_What to produce_: Reproduce all entries verbatim, with nothing added or dropped.

-- START Input data --

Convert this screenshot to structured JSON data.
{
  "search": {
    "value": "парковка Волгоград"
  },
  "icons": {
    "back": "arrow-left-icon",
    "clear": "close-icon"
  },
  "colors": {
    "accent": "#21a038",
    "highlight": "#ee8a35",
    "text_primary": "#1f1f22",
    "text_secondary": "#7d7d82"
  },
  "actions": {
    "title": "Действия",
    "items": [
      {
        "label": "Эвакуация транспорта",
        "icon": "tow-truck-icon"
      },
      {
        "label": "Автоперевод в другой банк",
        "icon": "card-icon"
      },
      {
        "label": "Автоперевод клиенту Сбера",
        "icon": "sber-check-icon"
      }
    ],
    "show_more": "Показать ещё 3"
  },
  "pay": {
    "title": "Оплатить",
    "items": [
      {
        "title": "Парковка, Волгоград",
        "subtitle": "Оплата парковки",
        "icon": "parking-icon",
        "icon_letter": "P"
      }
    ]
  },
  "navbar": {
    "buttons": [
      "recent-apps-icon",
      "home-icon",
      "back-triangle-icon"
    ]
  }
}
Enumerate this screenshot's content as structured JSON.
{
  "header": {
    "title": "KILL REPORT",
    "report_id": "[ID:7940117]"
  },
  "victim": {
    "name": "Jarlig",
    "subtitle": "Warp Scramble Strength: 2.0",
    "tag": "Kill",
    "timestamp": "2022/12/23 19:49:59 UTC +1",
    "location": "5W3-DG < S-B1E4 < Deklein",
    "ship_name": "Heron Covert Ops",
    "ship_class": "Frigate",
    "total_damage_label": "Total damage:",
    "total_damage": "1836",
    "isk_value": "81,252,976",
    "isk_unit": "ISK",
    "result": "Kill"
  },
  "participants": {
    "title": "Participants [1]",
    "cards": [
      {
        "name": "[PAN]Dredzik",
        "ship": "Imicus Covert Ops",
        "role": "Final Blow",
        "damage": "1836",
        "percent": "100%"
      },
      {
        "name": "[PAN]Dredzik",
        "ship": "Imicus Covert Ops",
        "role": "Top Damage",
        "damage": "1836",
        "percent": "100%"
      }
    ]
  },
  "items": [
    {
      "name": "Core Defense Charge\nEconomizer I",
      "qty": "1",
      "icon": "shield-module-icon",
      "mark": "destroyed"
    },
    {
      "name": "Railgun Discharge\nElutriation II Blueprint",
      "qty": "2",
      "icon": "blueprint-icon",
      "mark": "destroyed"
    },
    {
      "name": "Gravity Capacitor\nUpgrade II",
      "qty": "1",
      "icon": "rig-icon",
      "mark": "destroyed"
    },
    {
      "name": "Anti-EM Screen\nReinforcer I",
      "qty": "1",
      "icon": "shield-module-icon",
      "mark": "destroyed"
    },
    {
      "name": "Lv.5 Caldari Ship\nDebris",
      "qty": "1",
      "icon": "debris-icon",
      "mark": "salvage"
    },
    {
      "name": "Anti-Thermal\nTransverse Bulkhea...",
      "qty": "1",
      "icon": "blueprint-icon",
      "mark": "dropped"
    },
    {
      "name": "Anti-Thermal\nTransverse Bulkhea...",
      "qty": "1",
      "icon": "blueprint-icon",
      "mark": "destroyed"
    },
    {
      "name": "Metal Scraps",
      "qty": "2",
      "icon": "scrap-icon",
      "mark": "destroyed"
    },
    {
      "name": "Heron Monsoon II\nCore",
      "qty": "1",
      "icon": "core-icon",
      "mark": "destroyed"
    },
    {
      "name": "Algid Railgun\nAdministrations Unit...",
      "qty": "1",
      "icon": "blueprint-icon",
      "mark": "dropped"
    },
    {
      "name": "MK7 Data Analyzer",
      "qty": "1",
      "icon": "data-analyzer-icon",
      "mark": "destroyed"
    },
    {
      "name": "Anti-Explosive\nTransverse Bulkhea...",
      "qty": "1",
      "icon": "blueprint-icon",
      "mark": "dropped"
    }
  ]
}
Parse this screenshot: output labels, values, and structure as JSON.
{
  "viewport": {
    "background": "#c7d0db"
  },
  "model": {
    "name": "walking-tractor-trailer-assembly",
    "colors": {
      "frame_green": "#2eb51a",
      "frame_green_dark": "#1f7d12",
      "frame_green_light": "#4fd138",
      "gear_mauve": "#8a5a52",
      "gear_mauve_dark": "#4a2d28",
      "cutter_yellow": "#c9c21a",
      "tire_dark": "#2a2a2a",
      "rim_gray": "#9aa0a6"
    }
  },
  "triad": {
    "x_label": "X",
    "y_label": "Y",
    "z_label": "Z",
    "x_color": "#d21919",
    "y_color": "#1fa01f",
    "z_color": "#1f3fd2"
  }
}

-- END Input data --

_Written answer_:
Convert this screenshot to structured JSON data.
{
  "search": {
    "value": "парковка Волгоград"
  },
  "icons": {
    "back": "arrow-left-icon",
    "clear": "close-icon"
  },
  "colors": {
    "accent": "#21a038",
    "highlight": "#ee8a35",
    "text_primary": "#1f1f22",
    "text_secondary": "#7d7d82"
  },
  "actions": {
    "title": "Действия",
    "items": [
      {
        "label": "Эвакуация транспорта",
        "icon": "tow-truck-icon"
      },
      {
        "label": "Автоперевод в другой банк",
        "icon": "card-icon"
      },
      {
        "label": "Автоперевод клиенту Сбера",
        "icon": "sber-check-icon"
      }
    ],
    "show_more": "Показать ещё 3"
  },
  "pay": {
    "title": "Оплатить",
    "items": [
      {
        "title": "Парковка, Волгоград",
        "subtitle": "Оплата парковки",
        "icon": "parking-icon",
        "icon_letter": "P"
      }
    ]
  },
  "navbar": {
    "buttons": [
      "recent-apps-icon",
      "home-icon",
      "back-triangle-icon"
    ]
  }
}
Enumerate this screenshot's content as structured JSON.
{
  "header": {
    "title": "KILL REPORT",
    "report_id": "[ID:7940117]"
  },
  "victim": {
    "name": "Jarlig",
    "subtitle": "Warp Scramble Strength: 2.0",
    "tag": "Kill",
    "timestamp": "2022/12/23 19:49:59 UTC +1",
    "location": "5W3-DG < S-B1E4 < Deklein",
    "ship_name": "Heron Covert Ops",
    "ship_class": "Frigate",
    "total_damage_label": "Total damage:",
    "total_damage": "1836",
    "isk_value": "81,252,976",
    "isk_unit": "ISK",
    "result": "Kill"
  },
  "participants": {
    "title": "Participants [1]",
    "cards": [
      {
        "name": "[PAN]Dredzik",
        "ship": "Imicus Covert Ops",
        "role": "Final Blow",
        "damage": "1836",
        "percent": "100%"
      },
      {
        "name": "[PAN]Dredzik",
        "ship": "Imicus Covert Ops",
        "role": "Top Damage",
        "damage": "1836",
        "percent": "100%"
      }
    ]
  },
  "items": [
    {
      "name": "Core Defense Charge\nEconomizer I",
      "qty": "1",
      "icon": "shield-module-icon",
      "mark": "destroyed"
    },
    {
      "name": "Railgun Discharge\nElutriation II Blueprint",
      "qty": "2",
      "icon": "blueprint-icon",
      "mark": "destroyed"
    },
    {
      "name": "Gravity Capacitor\nUpgrade II",
      "qty": "1",
      "icon": "rig-icon",
      "mark": "destroyed"
    },
    {
      "name": "Anti-EM Screen\nReinforcer I",
      "qty": "1",
      "icon": "shield-module-icon",
      "mark": "destroyed"
    },
    {
      "name": "Lv.5 Caldari Ship\nDebris",
      "qty": "1",
      "icon": "debris-icon",
      "mark": "salvage"
    },
    {
      "name": "Anti-Thermal\nTransverse Bulkhea...",
      "qty": "1",
      "icon": "blueprint-icon",
      "mark": "dropped"
    },
    {
      "name": "Anti-Thermal\nTransverse Bulkhea...",
      "qty": "1",
      "icon": "blueprint-icon",
      "mark": "destroyed"
    },
    {
      "name": "Metal Scraps",
      "qty": "2",
      "icon": "scrap-icon",
      "mark": "destroyed"
    },
    {
      "name": "Heron Monsoon II\nCore",
      "qty": "1",
      "icon": "core-icon",
      "mark": "destroyed"
    },
    {
      "name": "Algid Railgun\nAdministrations Unit...",
      "qty": "1",
      "icon": "blueprint-icon",
      "mark": "dropped"
    },
    {
      "name": "MK7 Data Analyzer",
      "qty": "1",
      "icon": "data-analyzer-icon",
      "mark": "destroyed"
    },
    {
      "name": "Anti-Explosive\nTransverse Bulkhea...",
      "qty": "1",
      "icon": "blueprint-icon",
      "mark": "dropped"
    }
  ]
}
Parse this screenshot: output labels, values, and structure as JSON.
{
  "viewport": {
    "background": "#c7d0db"
  },
  "model": {
    "name": "walking-tractor-trailer-assembly",
    "colors": {
      "frame_green": "#2eb51a",
      "frame_green_dark": "#1f7d12",
      "frame_green_light": "#4fd138",
      "gear_mauve": "#8a5a52",
      "gear_mauve_dark": "#4a2d28",
      "cutter_yellow": "#c9c21a",
      "tire_dark": "#2a2a2a",
      "rim_gray": "#9aa0a6"
    }
  },
  "triad": {
    "x_label": "X",
    "y_label": "Y",
    "z_label": "Z",
    "x_color": "#d21919",
    "y_color": "#1fa01f",
    "z_color": "#1f3fd2"
  }
}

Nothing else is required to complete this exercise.